[Extracts from a graphics dataset]
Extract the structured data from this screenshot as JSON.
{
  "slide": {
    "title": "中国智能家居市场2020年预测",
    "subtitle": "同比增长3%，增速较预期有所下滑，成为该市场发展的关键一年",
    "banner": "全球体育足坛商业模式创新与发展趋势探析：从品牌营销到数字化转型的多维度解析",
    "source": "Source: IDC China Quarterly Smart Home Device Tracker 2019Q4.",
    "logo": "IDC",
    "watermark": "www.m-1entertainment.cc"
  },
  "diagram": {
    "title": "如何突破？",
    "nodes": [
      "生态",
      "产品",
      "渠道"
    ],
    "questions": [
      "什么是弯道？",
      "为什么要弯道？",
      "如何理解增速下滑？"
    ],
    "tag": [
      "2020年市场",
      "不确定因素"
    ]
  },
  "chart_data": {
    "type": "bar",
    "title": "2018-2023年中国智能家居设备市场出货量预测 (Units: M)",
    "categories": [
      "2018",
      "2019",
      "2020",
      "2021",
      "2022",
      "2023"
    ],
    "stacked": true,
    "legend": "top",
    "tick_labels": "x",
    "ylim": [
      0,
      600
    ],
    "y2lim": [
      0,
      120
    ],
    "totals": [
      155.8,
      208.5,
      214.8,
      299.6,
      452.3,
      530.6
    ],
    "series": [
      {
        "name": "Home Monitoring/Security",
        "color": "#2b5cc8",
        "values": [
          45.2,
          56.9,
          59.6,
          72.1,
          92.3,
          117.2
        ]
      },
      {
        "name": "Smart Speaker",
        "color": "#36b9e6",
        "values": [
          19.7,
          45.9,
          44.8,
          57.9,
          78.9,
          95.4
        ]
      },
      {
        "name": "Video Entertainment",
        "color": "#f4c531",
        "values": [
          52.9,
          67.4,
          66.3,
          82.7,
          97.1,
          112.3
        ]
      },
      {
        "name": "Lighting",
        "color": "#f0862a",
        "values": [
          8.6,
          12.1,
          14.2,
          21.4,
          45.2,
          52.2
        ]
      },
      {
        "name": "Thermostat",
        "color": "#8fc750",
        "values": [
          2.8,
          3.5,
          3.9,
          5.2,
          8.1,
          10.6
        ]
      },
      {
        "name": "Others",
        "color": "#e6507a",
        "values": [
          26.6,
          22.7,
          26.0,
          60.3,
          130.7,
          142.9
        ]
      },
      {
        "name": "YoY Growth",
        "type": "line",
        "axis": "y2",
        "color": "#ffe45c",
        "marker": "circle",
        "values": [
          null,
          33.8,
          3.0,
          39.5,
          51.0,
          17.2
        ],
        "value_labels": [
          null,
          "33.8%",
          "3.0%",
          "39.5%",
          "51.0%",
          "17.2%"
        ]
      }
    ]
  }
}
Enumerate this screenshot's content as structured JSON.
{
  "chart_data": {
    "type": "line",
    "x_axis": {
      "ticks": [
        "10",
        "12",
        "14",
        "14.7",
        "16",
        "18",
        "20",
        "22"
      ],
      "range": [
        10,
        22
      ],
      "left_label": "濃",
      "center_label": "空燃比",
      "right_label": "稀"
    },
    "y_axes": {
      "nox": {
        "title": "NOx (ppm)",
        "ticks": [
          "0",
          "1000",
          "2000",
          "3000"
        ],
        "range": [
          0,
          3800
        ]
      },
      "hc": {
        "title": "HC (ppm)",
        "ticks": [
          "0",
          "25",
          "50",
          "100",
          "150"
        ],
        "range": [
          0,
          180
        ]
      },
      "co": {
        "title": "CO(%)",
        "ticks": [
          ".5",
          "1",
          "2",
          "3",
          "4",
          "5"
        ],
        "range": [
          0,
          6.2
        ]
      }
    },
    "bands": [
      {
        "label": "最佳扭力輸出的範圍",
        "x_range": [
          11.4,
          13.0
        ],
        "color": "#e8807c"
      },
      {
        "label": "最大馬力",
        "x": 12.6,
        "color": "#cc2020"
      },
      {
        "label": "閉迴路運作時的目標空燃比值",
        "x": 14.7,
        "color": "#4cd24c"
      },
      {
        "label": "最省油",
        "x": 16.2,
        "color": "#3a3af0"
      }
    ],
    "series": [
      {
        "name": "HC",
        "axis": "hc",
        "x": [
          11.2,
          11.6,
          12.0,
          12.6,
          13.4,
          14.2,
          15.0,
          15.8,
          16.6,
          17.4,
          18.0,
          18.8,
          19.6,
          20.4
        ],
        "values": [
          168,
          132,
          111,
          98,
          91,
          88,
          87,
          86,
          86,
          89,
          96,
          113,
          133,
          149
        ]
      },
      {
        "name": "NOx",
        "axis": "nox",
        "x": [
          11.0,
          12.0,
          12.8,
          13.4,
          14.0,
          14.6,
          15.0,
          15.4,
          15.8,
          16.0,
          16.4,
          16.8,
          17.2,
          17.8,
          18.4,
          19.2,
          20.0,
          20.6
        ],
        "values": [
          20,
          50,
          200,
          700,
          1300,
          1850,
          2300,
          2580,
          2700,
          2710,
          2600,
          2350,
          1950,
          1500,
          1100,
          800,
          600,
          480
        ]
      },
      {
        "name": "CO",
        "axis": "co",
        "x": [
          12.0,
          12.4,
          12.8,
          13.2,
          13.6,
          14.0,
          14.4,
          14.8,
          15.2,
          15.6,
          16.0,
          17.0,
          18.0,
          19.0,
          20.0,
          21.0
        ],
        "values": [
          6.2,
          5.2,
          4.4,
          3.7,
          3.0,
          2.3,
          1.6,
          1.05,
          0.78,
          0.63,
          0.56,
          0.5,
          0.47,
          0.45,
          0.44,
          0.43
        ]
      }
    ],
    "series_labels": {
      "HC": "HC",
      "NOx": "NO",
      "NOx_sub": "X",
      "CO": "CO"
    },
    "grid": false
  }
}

- [YOUR GOAL]: Copy every line above that includes the string "color".

- [SOLUTION FOR THIS PROBLEM]:
        "color": "#2b5cc8",
        "color": "#36b9e6",
        "color": "#f4c531",
        "color": "#f0862a",
        "color": "#8fc750",
        "color": "#e6507a",
        "color": "#ffe45c",
        "color": "#e8807c"
        "color": "#cc2020"
        "color": "#4cd24c"
        "color": "#3a3af0"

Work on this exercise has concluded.